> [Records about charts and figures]
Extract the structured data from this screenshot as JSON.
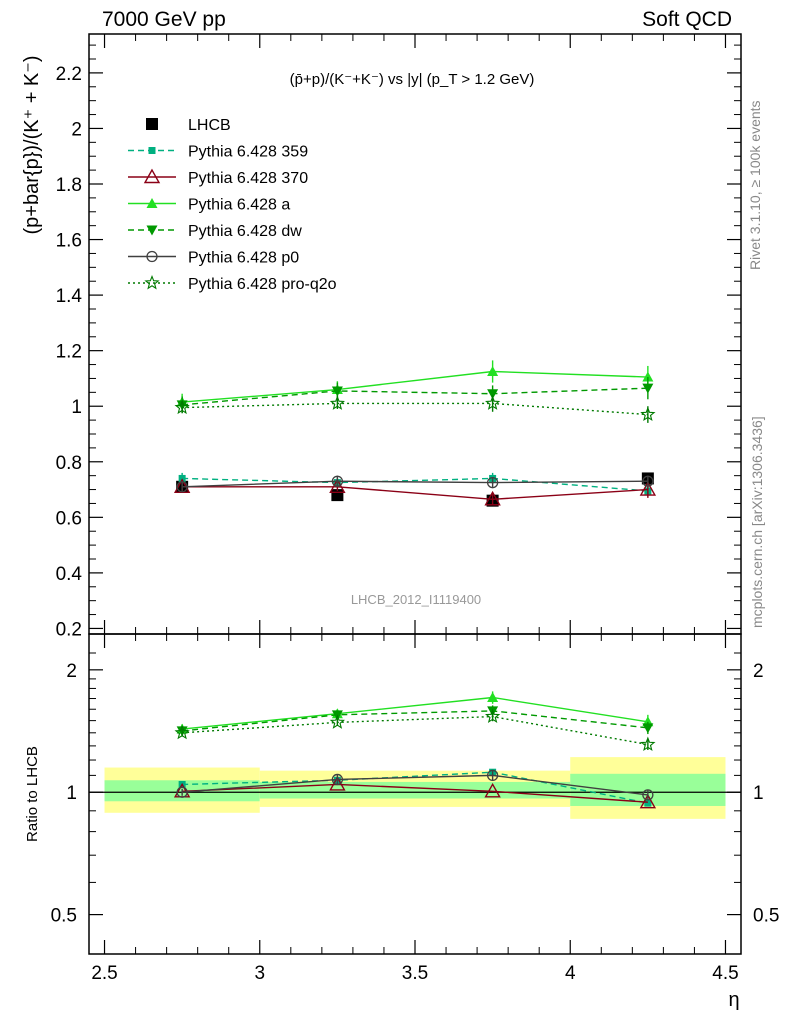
{
  "header": {
    "left": "7000 GeV pp",
    "right": "Soft QCD"
  },
  "side_labels": {
    "rivet": "Rivet 3.1.10, ≥ 100k events",
    "mcplots": "mcplots.cern.ch [arXiv:1306.3436]"
  },
  "main_panel": {
    "title": "(p̄+p)/(K⁻+K⁻) vs |y| (p_T > 1.2 GeV)",
    "ylabel": "(p+bar{p})/(K⁺ + K⁻)",
    "watermark": "LHCB_2012_I1119400",
    "ytick_labels": [
      "0.2",
      "0.4",
      "0.6",
      "0.8",
      "1",
      "1.2",
      "1.4",
      "1.6",
      "1.8",
      "2",
      "2.2"
    ]
  },
  "ratio_panel": {
    "ylabel": "Ratio to LHCB",
    "ytick_labels": [
      "0.5",
      "1",
      "2"
    ]
  },
  "xaxis": {
    "label": "η",
    "tick_labels": [
      "2.5",
      "3",
      "3.5",
      "4",
      "4.5"
    ]
  },
  "colors": {
    "lhcb": "#000000",
    "p359": "#00b080",
    "p370": "#8b0016",
    "pa": "#22e022",
    "pdw": "#009900",
    "pp0": "#404040",
    "pq2o": "#007a00",
    "band_inner": "#99ff99",
    "band_outer": "#ffff99"
  },
  "chart_data": [
    {
      "type": "scatter",
      "title": "(p̄+p)/(K⁻+K⁻) vs |y| (p_T > 1.2 GeV)",
      "xlabel": "η",
      "ylabel": "(p+bar{p})/(K⁺ + K⁻)",
      "xlim": [
        2.45,
        4.55
      ],
      "ylim": [
        0.18,
        2.34
      ],
      "x": [
        2.75,
        3.25,
        3.75,
        4.25
      ],
      "series": [
        {
          "name": "LHCB",
          "key": "lhcb",
          "style": "none",
          "marker": "square-filled",
          "values": [
            0.71,
            0.68,
            0.66,
            0.74
          ]
        },
        {
          "name": "Pythia 6.428 359",
          "key": "p359",
          "style": "dashed",
          "marker": "square-small",
          "values": [
            0.74,
            0.725,
            0.74,
            0.695
          ],
          "errors": [
            0.02,
            0.02,
            0.02,
            0.02
          ]
        },
        {
          "name": "Pythia 6.428 370",
          "key": "p370",
          "style": "solid",
          "marker": "triangle-open",
          "values": [
            0.71,
            0.71,
            0.665,
            0.7
          ],
          "errors": [
            0.015,
            0.015,
            0.02,
            0.03
          ]
        },
        {
          "name": "Pythia 6.428 a",
          "key": "pa",
          "style": "solid",
          "marker": "triangle-up-filled",
          "values": [
            1.015,
            1.06,
            1.125,
            1.105
          ],
          "errors": [
            0.03,
            0.03,
            0.04,
            0.04
          ]
        },
        {
          "name": "Pythia 6.428 dw",
          "key": "pdw",
          "style": "dashed",
          "marker": "triangle-down-filled",
          "values": [
            1.005,
            1.055,
            1.045,
            1.065
          ],
          "errors": [
            0.03,
            0.03,
            0.03,
            0.04
          ]
        },
        {
          "name": "Pythia 6.428 p0",
          "key": "pp0",
          "style": "solid",
          "marker": "circle-open",
          "values": [
            0.71,
            0.73,
            0.725,
            0.73
          ],
          "errors": [
            0.015,
            0.02,
            0.02,
            0.02
          ]
        },
        {
          "name": "Pythia 6.428 pro-q2o",
          "key": "pq2o",
          "style": "dotted",
          "marker": "star-open",
          "values": [
            0.995,
            1.01,
            1.01,
            0.97
          ],
          "errors": [
            0.02,
            0.02,
            0.03,
            0.03
          ]
        }
      ],
      "legend_position": "top-left"
    },
    {
      "type": "scatter",
      "ylabel": "Ratio to LHCB",
      "xlabel": "η",
      "xlim": [
        2.45,
        4.55
      ],
      "ylim": [
        0.4,
        2.45
      ],
      "yscale": "log",
      "reference_line": 1,
      "bands": [
        {
          "x": [
            2.5,
            3.0
          ],
          "inner": [
            0.95,
            1.07
          ],
          "outer": [
            0.89,
            1.15
          ]
        },
        {
          "x": [
            3.0,
            4.0
          ],
          "inner": [
            0.965,
            1.06
          ],
          "outer": [
            0.92,
            1.13
          ]
        },
        {
          "x": [
            4.0,
            4.5
          ],
          "inner": [
            0.925,
            1.11
          ],
          "outer": [
            0.86,
            1.22
          ]
        }
      ],
      "x": [
        2.75,
        3.25,
        3.75,
        4.25
      ],
      "series": [
        {
          "name": "Pythia 6.428 359",
          "key": "p359",
          "style": "dashed",
          "marker": "square-small",
          "values": [
            1.045,
            1.07,
            1.12,
            0.94
          ]
        },
        {
          "name": "Pythia 6.428 370",
          "key": "p370",
          "style": "solid",
          "marker": "triangle-open",
          "values": [
            1.005,
            1.045,
            1.005,
            0.945
          ]
        },
        {
          "name": "Pythia 6.428 a",
          "key": "pa",
          "style": "solid",
          "marker": "triangle-up-filled",
          "values": [
            1.43,
            1.56,
            1.71,
            1.49
          ],
          "errors": [
            0.04,
            0.04,
            0.06,
            0.06
          ]
        },
        {
          "name": "Pythia 6.428 dw",
          "key": "pdw",
          "style": "dashed",
          "marker": "triangle-down-filled",
          "values": [
            1.415,
            1.55,
            1.585,
            1.44
          ],
          "errors": [
            0.04,
            0.04,
            0.05,
            0.05
          ]
        },
        {
          "name": "Pythia 6.428 p0",
          "key": "pp0",
          "style": "solid",
          "marker": "circle-open",
          "values": [
            1.0,
            1.075,
            1.1,
            0.985
          ],
          "errors": [
            0.02,
            0.03,
            0.03,
            0.03
          ]
        },
        {
          "name": "Pythia 6.428 pro-q2o",
          "key": "pq2o",
          "style": "dotted",
          "marker": "star-open",
          "values": [
            1.4,
            1.485,
            1.535,
            1.31
          ],
          "errors": [
            0.03,
            0.03,
            0.04,
            0.04
          ]
        }
      ]
    }
  ]
}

> [To do]
Identify the lines that hold the word "title". Copy every one of them.

> [Written solution]
    "title": "(p̄+p)/(K⁻+K⁻) vs |y| (p_T > 1.2 GeV)",
      "title": "(p̄+p)/(K⁻+K⁻) vs |y| (p_T > 1.2 GeV)",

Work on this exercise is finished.